-- Start of Records for processing --

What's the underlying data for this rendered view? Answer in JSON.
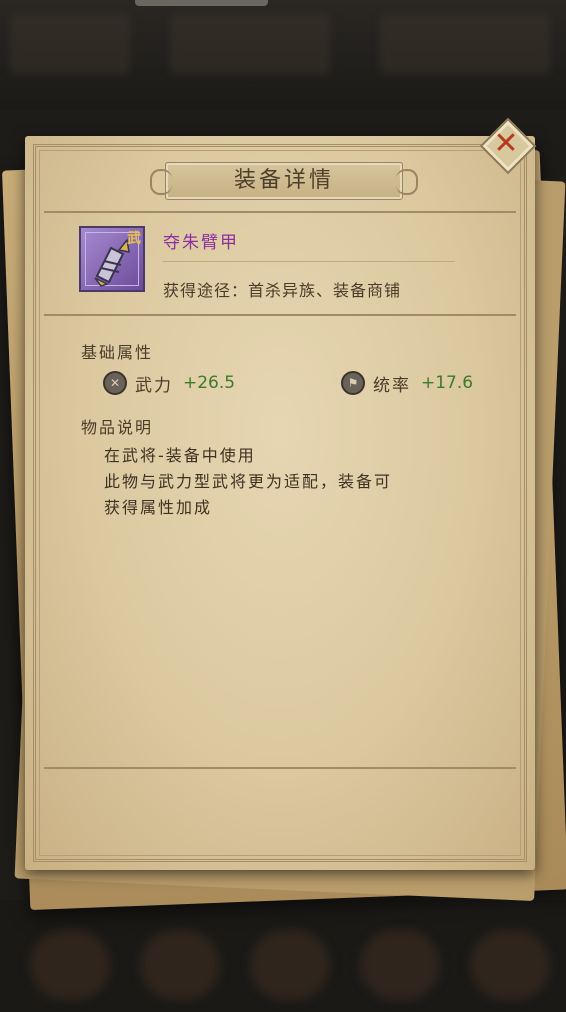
{
  "dialog": {
    "title": "装备详情",
    "close_icon": "close-icon"
  },
  "item": {
    "name": "夺朱臂甲",
    "icon": "armguard-icon",
    "icon_badge": "武",
    "source": "获得途径：首杀异族、装备商铺"
  },
  "base_attributes": {
    "label": "基础属性",
    "stats": [
      {
        "icon": "swords-icon",
        "name": "武力",
        "value": "+26.5"
      },
      {
        "icon": "banner-icon",
        "name": "统率",
        "value": "+17.6"
      }
    ]
  },
  "description": {
    "label": "物品说明",
    "lines": [
      "在武将-装备中使用",
      "此物与武力型武将更为适配，装备可",
      "获得属性加成"
    ]
  },
  "colors": {
    "item_name": "#8c2fa0",
    "stat_value": "#3d7a2c",
    "close_x": "#b53a22"
  }
}
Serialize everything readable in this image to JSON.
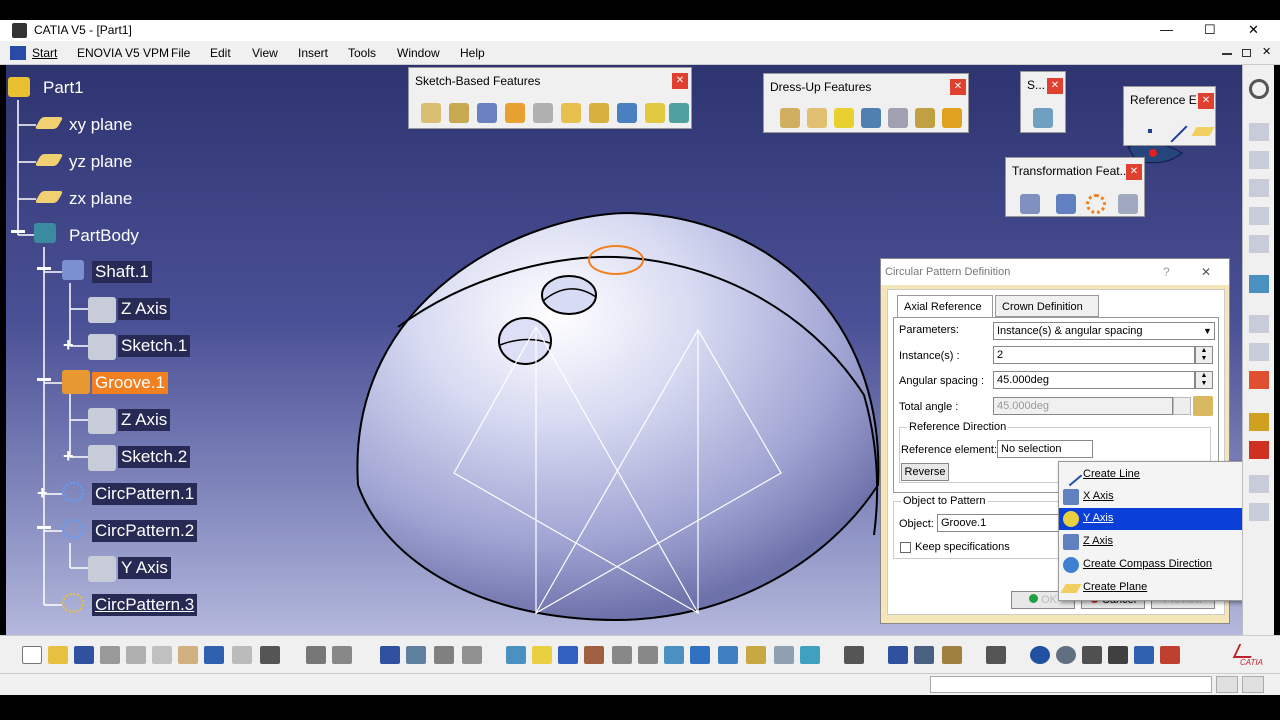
{
  "app": {
    "title": "CATIA V5 - [Part1]"
  },
  "window_controls": {
    "minimize": "—",
    "maximize": "☐",
    "close": "✕"
  },
  "menu": [
    "Start",
    "ENOVIA V5 VPM",
    "File",
    "Edit",
    "View",
    "Insert",
    "Tools",
    "Window",
    "Help"
  ],
  "tree": {
    "root": "Part1",
    "xy": "xy plane",
    "yz": "yz plane",
    "zx": "zx plane",
    "body": "PartBody",
    "shaft": "Shaft.1",
    "shaft_axis": "Z Axis",
    "sketch1": "Sketch.1",
    "groove": "Groove.1",
    "groove_axis": "Z Axis",
    "sketch2": "Sketch.2",
    "circ1": "CircPattern.1",
    "circ2": "CircPattern.2",
    "yaxis": "Y Axis",
    "circ3": "CircPattern.3"
  },
  "toolbars": {
    "sketch_based": "Sketch-Based Features",
    "dress_up": "Dress-Up Features",
    "s_short": "S...",
    "reference": "Reference E...",
    "transformation": "Transformation Feat..."
  },
  "dialog": {
    "title": "Circular Pattern Definition",
    "help": "?",
    "close": "✕",
    "tab_axial": "Axial Reference",
    "tab_crown": "Crown Definition",
    "parameters_label": "Parameters:",
    "parameters_value": "Instance(s) & angular spacing",
    "instances_label": "Instance(s) :",
    "instances_value": "2",
    "angular_label": "Angular spacing :",
    "angular_value": "45.000deg",
    "total_label": "Total angle :",
    "total_value": "45.000deg",
    "ref_dir_group": "Reference Direction",
    "ref_element_label": "Reference element:",
    "ref_element_value": "No selection",
    "reverse": "Reverse",
    "object_group": "Object to Pattern",
    "object_label": "Object:",
    "object_value": "Groove.1",
    "keep_spec": "Keep specifications",
    "ok": "OK",
    "cancel": "Cancel",
    "preview": "Preview"
  },
  "context_menu": [
    "Create Line",
    "X Axis",
    "Y Axis",
    "Z Axis",
    "Create Compass Direction",
    "Create Plane"
  ],
  "colors": {
    "selection": "#f08020",
    "menu_highlight": "#0a3fd8",
    "viewport_top": "#2e3470"
  },
  "status": {
    "logo": "CATIA"
  }
}
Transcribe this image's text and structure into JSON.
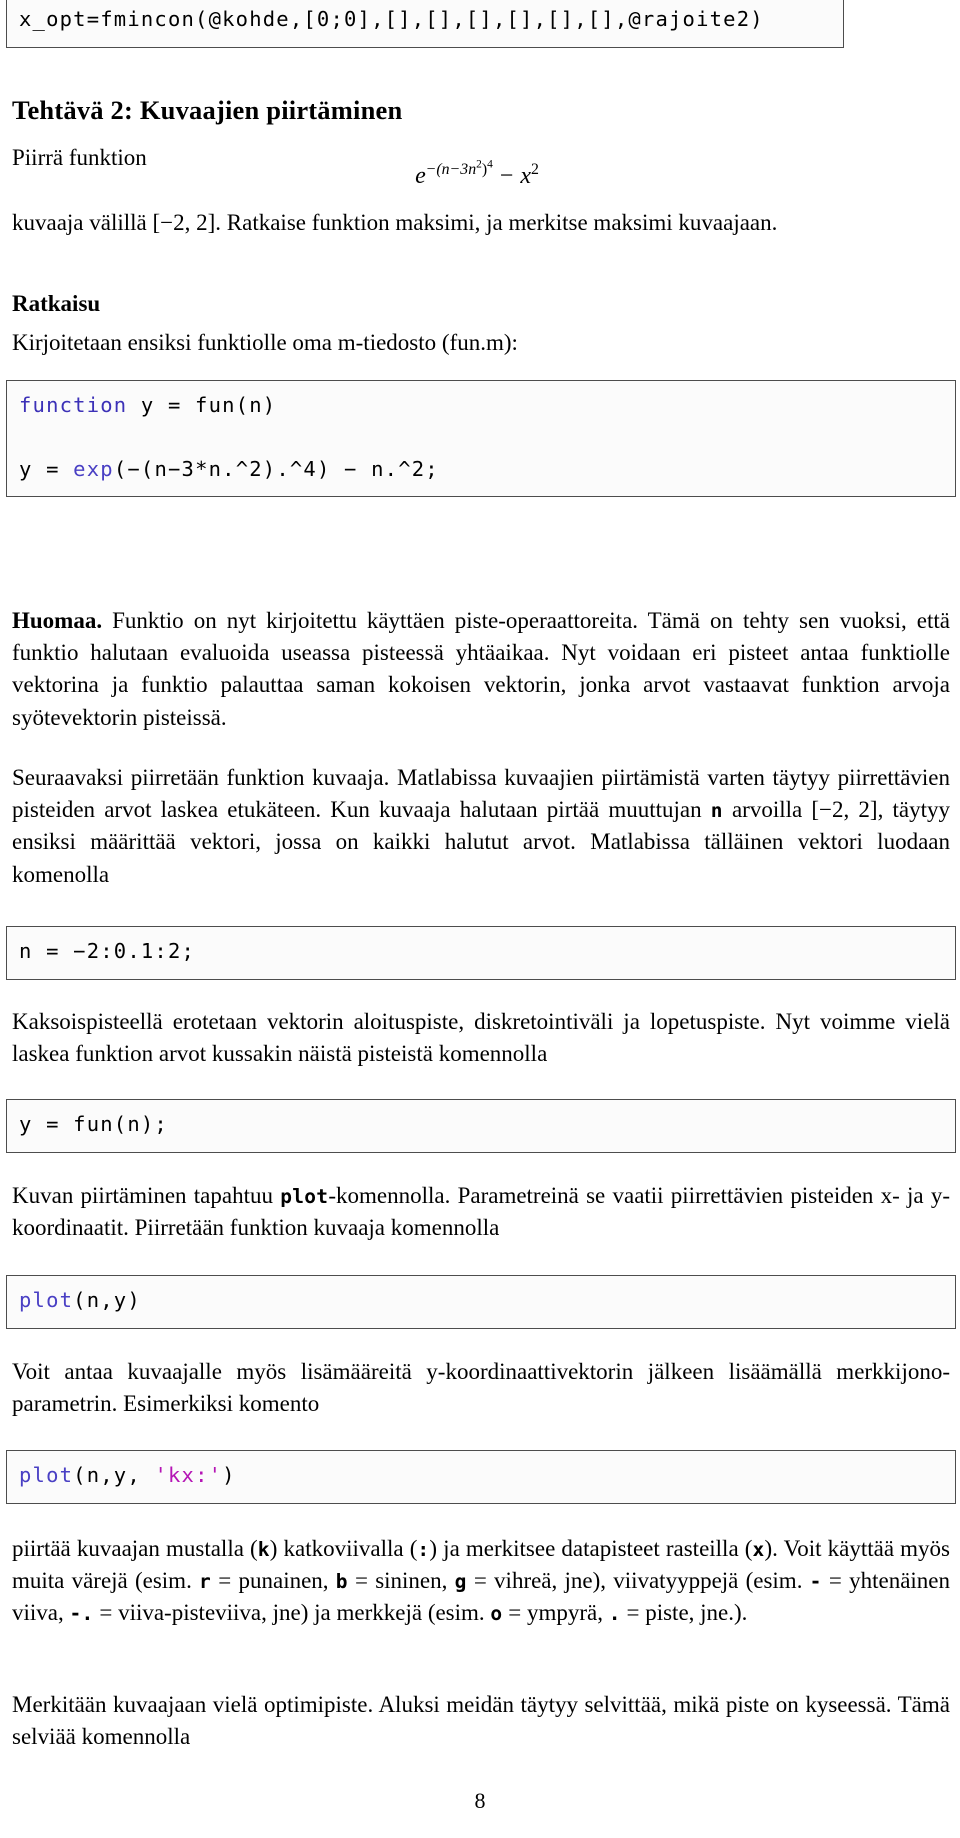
{
  "document": {
    "page_number": "8",
    "top_code_fragment": "x_opt=fmincon(@kohde,[0;0],[],[],[],[],[],[],@rajoite2)",
    "section_title": "Tehtävä 2: Kuvaajien piirtäminen",
    "intro_lead": "Piirrä funktion",
    "formula": {
      "base": "e",
      "exponent_text": "−(n−3n²)⁴",
      "exp_inner_lead": "−(n−3n",
      "exp_inner_sup": "2",
      "exp_inner_close": ")",
      "exp_outer_sup": "4",
      "minus": "−",
      "second_term_base": "x",
      "second_term_sup": "2",
      "plain": "e^{-(n-3n^2)^4} - x^2"
    },
    "intro_tail": "kuvaaja välillä [−2, 2]. Ratkaise funktion maksimi, ja merkitse maksimi kuvaajaan.",
    "solution_heading": "Ratkaisu",
    "para_mfile": "Kirjoitetaan ensiksi funktiolle oma m-tiedosto (fun.m):",
    "code_fun": {
      "keyword": "function",
      "line1_rest": " y = fun(n)",
      "line2_pre": "y = ",
      "line2_fn": "exp",
      "line2_rest": "(−(n−3*n.^2).^4) − n.^2;"
    },
    "para_huomaa": {
      "label": "Huomaa.",
      "text": " Funktio on nyt kirjoitettu käyttäen piste-operaattoreita. Tämä on tehty sen vuoksi, että funktio halutaan evaluoida useassa pisteessä yhtäaikaa. Nyt voidaan eri pisteet antaa funktiolle vektorina ja funktio palauttaa saman kokoisen vektorin, jonka arvot vastaavat funktion arvoja syötevektorin pisteissä."
    },
    "para_seuraavaksi_1": "Seuraavaksi piirretään funktion kuvaaja. Matlabissa kuvaajien piirtämistä varten täytyy piirrettävien pisteiden arvot laskea etukäteen. Kun kuvaaja halutaan pirtää muuttujan ",
    "para_seuraavaksi_mono": "n",
    "para_seuraavaksi_2": " arvoilla [−2, 2], täytyy ensiksi määrittää vektori, jossa on kaikki halutut arvot. Matlabissa tälläinen vektori luodaan komenolla",
    "code_n": "n = −2:0.1:2;",
    "para_kaksoispisteella": "Kaksoispisteellä erotetaan vektorin aloituspiste, diskretointiväli ja lopetuspiste. Nyt voimme vielä laskea funktion arvot kussakin näistä pisteistä komennolla",
    "code_y": "y = fun(n);",
    "para_kuvan_1": "Kuvan piirtäminen tapahtuu ",
    "para_kuvan_mono": "plot",
    "para_kuvan_2": "-komennolla. Parametreinä se vaatii piirrettävien pisteiden x- ja y-koordinaatit. Piirretään funktion kuvaaja komennolla",
    "code_plot": {
      "fn": "plot",
      "rest": "(n,y)"
    },
    "para_voit_antaa": "Voit antaa kuvaajalle myös lisämääreitä y-koordinaattivektorin jälkeen lisäämällä merkkijono-parametrin. Esimerkiksi komento",
    "code_plot_style": {
      "fn": "plot",
      "args_pre": "(n,y, ",
      "string": "'kx:'",
      "args_post": ")"
    },
    "para_piirtaa": {
      "seg1": "piirtää kuvaajan mustalla (",
      "m1": "k",
      "seg2": ") katkoviivalla (",
      "m2": ":",
      "seg3": ") ja merkitsee datapisteet rasteilla (",
      "m3": "x",
      "seg4": "). Voit käyttää myös muita värejä (esim. ",
      "m4": "r",
      "seg5": " = punainen, ",
      "m5": "b",
      "seg6": " = sininen, ",
      "m6": "g",
      "seg7": " = vihreä, jne), viivatyyppejä (esim. ",
      "m7": "-",
      "seg8": " = yhtenäinen viiva, ",
      "m8": "-.",
      "seg9": " = viiva-pisteviiva, jne) ja merkkejä (esim. ",
      "m9": "o",
      "seg10": " = ympyrä, ",
      "m10": ".",
      "seg11": " = piste, jne.)."
    },
    "para_merkitaan": "Merkitään kuvaajaan vielä optimipiste. Aluksi meidän täytyy selvittää, mikä piste on kyseessä. Tämä selviää komennolla"
  },
  "colors": {
    "keyword": "#3c31b7",
    "function": "#4a40c4",
    "string": "#b515b5",
    "box_border": "#4d4d4d",
    "box_background": "#fbfbfb",
    "text": "#000000"
  }
}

-- End of Records for processing --

Reproduce every entry exactly, but omit each picture.

What's the underlying data for this rendered view? Answer in JSON.
{
  "dialog": {
    "title": "装备详情",
    "close_icon": "close-icon"
  },
  "item": {
    "name": "夺朱臂甲",
    "icon": "armguard-icon",
    "icon_badge": "武",
    "source": "获得途径：首杀异族、装备商铺"
  },
  "base_attributes": {
    "label": "基础属性",
    "stats": [
      {
        "icon": "swords-icon",
        "name": "武力",
        "value": "+26.5"
      },
      {
        "icon": "banner-icon",
        "name": "统率",
        "value": "+17.6"
      }
    ]
  },
  "description": {
    "label": "物品说明",
    "lines": [
      "在武将-装备中使用",
      "此物与武力型武将更为适配，装备可",
      "获得属性加成"
    ]
  },
  "colors": {
    "item_name": "#8c2fa0",
    "stat_value": "#3d7a2c",
    "close_x": "#b53a22"
  }
}
Serialize everything readable in this image to JSON.
{
  "app": {
    "title": "CATIA V5 - [Part1]"
  },
  "window_controls": {
    "minimize": "—",
    "maximize": "☐",
    "close": "✕"
  },
  "menu": [
    "Start",
    "ENOVIA V5 VPM",
    "File",
    "Edit",
    "View",
    "Insert",
    "Tools",
    "Window",
    "Help"
  ],
  "tree": {
    "root": "Part1",
    "xy": "xy plane",
    "yz": "yz plane",
    "zx": "zx plane",
    "body": "PartBody",
    "shaft": "Shaft.1",
    "shaft_axis": "Z Axis",
    "sketch1": "Sketch.1",
    "groove": "Groove.1",
    "groove_axis": "Z Axis",
    "sketch2": "Sketch.2",
    "circ1": "CircPattern.1",
    "circ2": "CircPattern.2",
    "yaxis": "Y Axis",
    "circ3": "CircPattern.3"
  },
  "toolbars": {
    "sketch_based": "Sketch-Based Features",
    "dress_up": "Dress-Up Features",
    "s_short": "S...",
    "reference": "Reference E...",
    "transformation": "Transformation Feat..."
  },
  "dialog": {
    "title": "Circular Pattern Definition",
    "help": "?",
    "close": "✕",
    "tab_axial": "Axial Reference",
    "tab_crown": "Crown Definition",
    "parameters_label": "Parameters:",
    "parameters_value": "Instance(s) & angular spacing",
    "instances_label": "Instance(s) :",
    "instances_value": "2",
    "angular_label": "Angular spacing :",
    "angular_value": "45.000deg",
    "total_label": "Total angle :",
    "total_value": "45.000deg",
    "ref_dir_group": "Reference Direction",
    "ref_element_label": "Reference element:",
    "ref_element_value": "No selection",
    "reverse": "Reverse",
    "object_group": "Object to Pattern",
    "object_label": "Object:",
    "object_value": "Groove.1",
    "keep_spec": "Keep specifications",
    "ok": "OK",
    "cancel": "Cancel",
    "preview": "Preview"
  },
  "context_menu": [
    "Create Line",
    "X Axis",
    "Y Axis",
    "Z Axis",
    "Create Compass Direction",
    "Create Plane"
  ],
  "colors": {
    "selection": "#f08020",
    "menu_highlight": "#0a3fd8",
    "viewport_top": "#2e3470"
  },
  "status": {
    "logo": "CATIA"
  }
}
Transcribe this image's text and structure into JSON.
{
  "document": {
    "page_number": "8",
    "top_code_fragment": "x_opt=fmincon(@kohde,[0;0],[],[],[],[],[],[],@rajoite2)",
    "section_title": "Tehtävä 2: Kuvaajien piirtäminen",
    "intro_lead": "Piirrä funktion",
    "formula": {
      "base": "e",
      "exponent_text": "−(n−3n²)⁴",
      "exp_inner_lead": "−(n−3n",
      "exp_inner_sup": "2",
      "exp_inner_close": ")",
      "exp_outer_sup": "4",
      "minus": "−",
      "second_term_base": "x",
      "second_term_sup": "2",
      "plain": "e^{-(n-3n^2)^4} - x^2"
    },
    "intro_tail": "kuvaaja välillä [−2, 2]. Ratkaise funktion maksimi, ja merkitse maksimi kuvaajaan.",
    "solution_heading": "Ratkaisu",
    "para_mfile": "Kirjoitetaan ensiksi funktiolle oma m-tiedosto (fun.m):",
    "code_fun": {
      "keyword": "function",
      "line1_rest": " y = fun(n)",
      "line2_pre": "y = ",
      "line2_fn": "exp",
      "line2_rest": "(−(n−3*n.^2).^4) − n.^2;"
    },
    "para_huomaa": {
      "label": "Huomaa.",
      "text": " Funktio on nyt kirjoitettu käyttäen piste-operaattoreita. Tämä on tehty sen vuoksi, että funktio halutaan evaluoida useassa pisteessä yhtäaikaa. Nyt voidaan eri pisteet antaa funktiolle vektorina ja funktio palauttaa saman kokoisen vektorin, jonka arvot vastaavat funktion arvoja syötevektorin pisteissä."
    },
    "para_seuraavaksi_1": "Seuraavaksi piirretään funktion kuvaaja. Matlabissa kuvaajien piirtämistä varten täytyy piirrettävien pisteiden arvot laskea etukäteen. Kun kuvaaja halutaan pirtää muuttujan ",
    "para_seuraavaksi_mono": "n",
    "para_seuraavaksi_2": " arvoilla [−2, 2], täytyy ensiksi määrittää vektori, jossa on kaikki halutut arvot. Matlabissa tälläinen vektori luodaan komenolla",
    "code_n": "n = −2:0.1:2;",
    "para_kaksoispisteella": "Kaksoispisteellä erotetaan vektorin aloituspiste, diskretointiväli ja lopetuspiste. Nyt voimme vielä laskea funktion arvot kussakin näistä pisteistä komennolla",
    "code_y": "y = fun(n);",
    "para_kuvan_1": "Kuvan piirtäminen tapahtuu ",
    "para_kuvan_mono": "plot",
    "para_kuvan_2": "-komennolla. Parametreinä se vaatii piirrettävien pisteiden x- ja y-koordinaatit. Piirretään funktion kuvaaja komennolla",
    "code_plot": {
      "fn": "plot",
      "rest": "(n,y)"
    },
    "para_voit_antaa": "Voit antaa kuvaajalle myös lisämääreitä y-koordinaattivektorin jälkeen lisäämällä merkkijono-parametrin. Esimerkiksi komento",
    "code_plot_style": {
      "fn": "plot",
      "args_pre": "(n,y, ",
      "string": "'kx:'",
      "args_post": ")"
    },
    "para_piirtaa": {
      "seg1": "piirtää kuvaajan mustalla (",
      "m1": "k",
      "seg2": ") katkoviivalla (",
      "m2": ":",
      "seg3": ") ja merkitsee datapisteet rasteilla (",
      "m3": "x",
      "seg4": "). Voit käyttää myös muita värejä (esim. ",
      "m4": "r",
      "seg5": " = punainen, ",
      "m5": "b",
      "seg6": " = sininen, ",
      "m6": "g",
      "seg7": " = vihreä, jne), viivatyyppejä (esim. ",
      "m7": "-",
      "seg8": " = yhtenäinen viiva, ",
      "m8": "-.",
      "seg9": " = viiva-pisteviiva, jne) ja merkkejä (esim. ",
      "m9": "o",
      "seg10": " = ympyrä, ",
      "m10": ".",
      "seg11": " = piste, jne.)."
    },
    "para_merkitaan": "Merkitään kuvaajaan vielä optimipiste. Aluksi meidän täytyy selvittää, mikä piste on kyseessä. Tämä selviää komennolla"
  },
  "colors": {
    "keyword": "#3c31b7",
    "function": "#4a40c4",
    "string": "#b515b5",
    "box_border": "#4d4d4d",
    "box_background": "#fbfbfb",
    "text": "#000000"
  }
}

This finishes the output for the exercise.